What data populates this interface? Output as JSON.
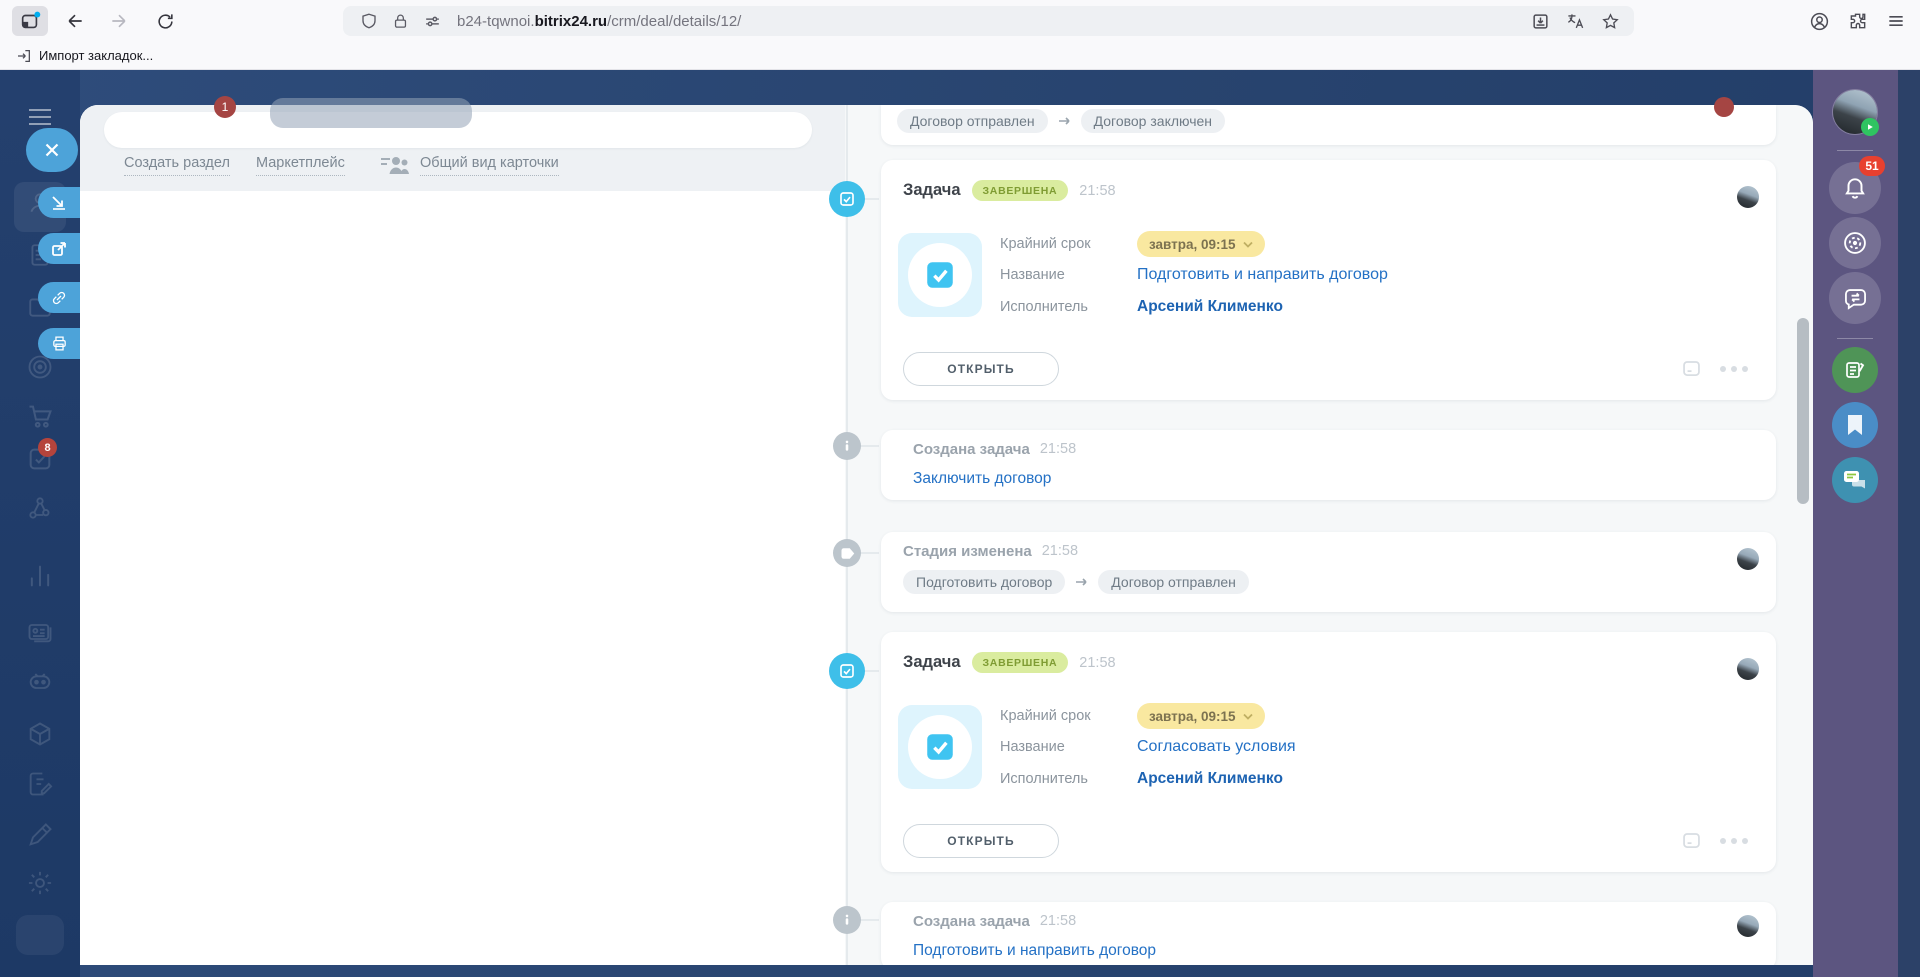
{
  "colors": {
    "navy_bg": "#24416e",
    "accent_blue": "#2471c5",
    "task_icon_blue": "#3ebfe9",
    "status_green_bg": "#daec9f",
    "status_green_text": "#7f9c33",
    "deadline_pill_bg": "#f9e8a0",
    "notification_red": "#e8402f"
  },
  "browser": {
    "url_prefix": "b24-tqwnoi.",
    "url_domain": "bitrix24.ru",
    "url_path": "/crm/deal/details/12/",
    "bookmarks_bar_item": "Импорт закладок..."
  },
  "header_badges": {
    "left_count": "1"
  },
  "left_panel": {
    "link_create_section": "Создать раздел",
    "link_marketplace": "Маркетплейс",
    "link_card_view": "Общий вид карточки"
  },
  "left_rail": {
    "tasks_badge": "8"
  },
  "right_rail": {
    "notifications_badge": "51"
  },
  "timeline": {
    "items": [
      {
        "type": "stage",
        "from": "Договор отправлен",
        "to": "Договор заключен"
      },
      {
        "type": "task",
        "title": "Задача",
        "status": "ЗАВЕРШЕНА",
        "time": "21:58",
        "deadline_label": "Крайний срок",
        "deadline_value": "завтра, 09:15",
        "name_label": "Название",
        "name_value": "Подготовить и направить договор",
        "assignee_label": "Исполнитель",
        "assignee_value": "Арсений Клименко",
        "open_button": "ОТКРЫТЬ"
      },
      {
        "type": "info",
        "title": "Создана задача",
        "time": "21:58",
        "link": "Заключить договор"
      },
      {
        "type": "stage",
        "title": "Стадия изменена",
        "time": "21:58",
        "from": "Подготовить договор",
        "to": "Договор отправлен"
      },
      {
        "type": "task",
        "title": "Задача",
        "status": "ЗАВЕРШЕНА",
        "time": "21:58",
        "deadline_label": "Крайний срок",
        "deadline_value": "завтра, 09:15",
        "name_label": "Название",
        "name_value": "Согласовать условия",
        "assignee_label": "Исполнитель",
        "assignee_value": "Арсений Клименко",
        "open_button": "ОТКРЫТЬ"
      },
      {
        "type": "info",
        "title": "Создана задача",
        "time": "21:58",
        "link": "Подготовить и направить договор"
      }
    ]
  }
}
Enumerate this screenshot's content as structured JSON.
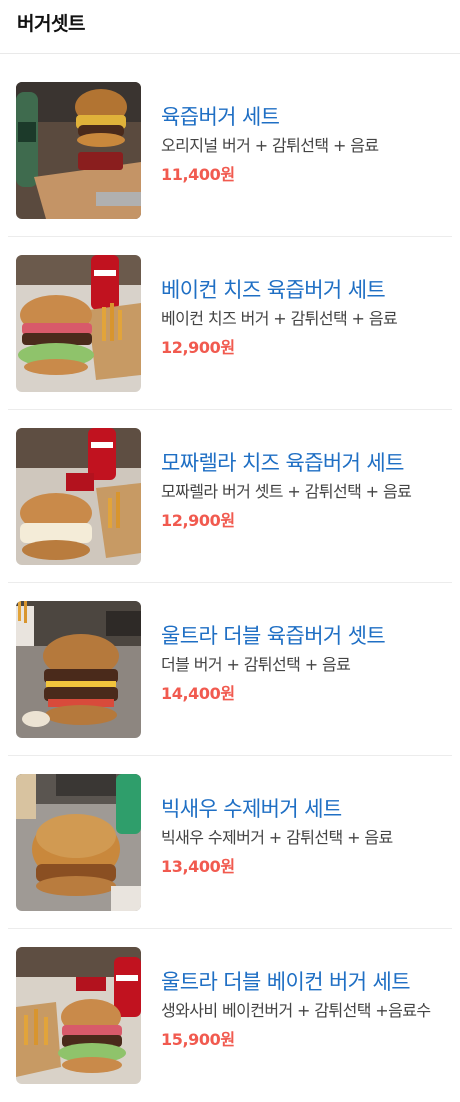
{
  "header": {
    "title": "버거셋트"
  },
  "items": [
    {
      "name": "육즙버거 세트",
      "desc": "오리지널 버거 + 감튀선택 + 음료",
      "price": "11,400원",
      "photo": "burger-set-photo"
    },
    {
      "name": "베이컨 치즈 육즙버거 세트",
      "desc": "베이컨 치즈 버거 + 감튀선택 + 음료",
      "price": "12,900원",
      "photo": "bacon-burger-set-photo"
    },
    {
      "name": "모짜렐라 치즈 육즙버거 세트",
      "desc": "모짜렐라 버거 셋트 + 감튀선택 + 음료",
      "price": "12,900원",
      "photo": "mozzarella-burger-set-photo"
    },
    {
      "name": "울트라 더블 육즙버거 셋트",
      "desc": "더블 버거 + 감튀선택 + 음료",
      "price": "14,400원",
      "photo": "double-burger-set-photo"
    },
    {
      "name": "빅새우 수제버거 세트",
      "desc": "빅새우 수제버거 + 감튀선택 + 음료",
      "price": "13,400원",
      "photo": "shrimp-burger-set-photo"
    },
    {
      "name": "울트라 더블 베이컨 버거 세트",
      "desc": "생와사비 베이컨버거 + 감튀선택 +음료수",
      "price": "15,900원",
      "photo": "ultra-bacon-burger-set-photo"
    }
  ]
}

=-=-=-=-=

■ **Written task**: Each record above should come back exactly the same, only without its pictures.

■ **Output below**:
What data populates this interface? Output as JSON.
{
  "colors": {
    "navy_bg": "#24416e",
    "accent_blue": "#2471c5",
    "task_icon_blue": "#3ebfe9",
    "status_green_bg": "#daec9f",
    "status_green_text": "#7f9c33",
    "deadline_pill_bg": "#f9e8a0",
    "notification_red": "#e8402f"
  },
  "browser": {
    "url_prefix": "b24-tqwnoi.",
    "url_domain": "bitrix24.ru",
    "url_path": "/crm/deal/details/12/",
    "bookmarks_bar_item": "Импорт закладок..."
  },
  "header_badges": {
    "left_count": "1"
  },
  "left_panel": {
    "link_create_section": "Создать раздел",
    "link_marketplace": "Маркетплейс",
    "link_card_view": "Общий вид карточки"
  },
  "left_rail": {
    "tasks_badge": "8"
  },
  "right_rail": {
    "notifications_badge": "51"
  },
  "timeline": {
    "items": [
      {
        "type": "stage",
        "from": "Договор отправлен",
        "to": "Договор заключен"
      },
      {
        "type": "task",
        "title": "Задача",
        "status": "ЗАВЕРШЕНА",
        "time": "21:58",
        "deadline_label": "Крайний срок",
        "deadline_value": "завтра, 09:15",
        "name_label": "Название",
        "name_value": "Подготовить и направить договор",
        "assignee_label": "Исполнитель",
        "assignee_value": "Арсений Клименко",
        "open_button": "ОТКРЫТЬ"
      },
      {
        "type": "info",
        "title": "Создана задача",
        "time": "21:58",
        "link": "Заключить договор"
      },
      {
        "type": "stage",
        "title": "Стадия изменена",
        "time": "21:58",
        "from": "Подготовить договор",
        "to": "Договор отправлен"
      },
      {
        "type": "task",
        "title": "Задача",
        "status": "ЗАВЕРШЕНА",
        "time": "21:58",
        "deadline_label": "Крайний срок",
        "deadline_value": "завтра, 09:15",
        "name_label": "Название",
        "name_value": "Согласовать условия",
        "assignee_label": "Исполнитель",
        "assignee_value": "Арсений Клименко",
        "open_button": "ОТКРЫТЬ"
      },
      {
        "type": "info",
        "title": "Создана задача",
        "time": "21:58",
        "link": "Подготовить и направить договор"
      }
    ]
  }
}
Enumerate this screenshot's content as structured JSON.
{
  "header": {
    "title": "버거셋트"
  },
  "items": [
    {
      "name": "육즙버거 세트",
      "desc": "오리지널 버거 + 감튀선택 + 음료",
      "price": "11,400원",
      "photo": "burger-set-photo"
    },
    {
      "name": "베이컨 치즈 육즙버거 세트",
      "desc": "베이컨 치즈 버거 + 감튀선택 + 음료",
      "price": "12,900원",
      "photo": "bacon-burger-set-photo"
    },
    {
      "name": "모짜렐라 치즈 육즙버거 세트",
      "desc": "모짜렐라 버거 셋트 + 감튀선택 + 음료",
      "price": "12,900원",
      "photo": "mozzarella-burger-set-photo"
    },
    {
      "name": "울트라 더블 육즙버거 셋트",
      "desc": "더블 버거 + 감튀선택 + 음료",
      "price": "14,400원",
      "photo": "double-burger-set-photo"
    },
    {
      "name": "빅새우 수제버거 세트",
      "desc": "빅새우 수제버거 + 감튀선택 + 음료",
      "price": "13,400원",
      "photo": "shrimp-burger-set-photo"
    },
    {
      "name": "울트라 더블 베이컨 버거 세트",
      "desc": "생와사비 베이컨버거 + 감튀선택 +음료수",
      "price": "15,900원",
      "photo": "ultra-bacon-burger-set-photo"
    }
  ]
}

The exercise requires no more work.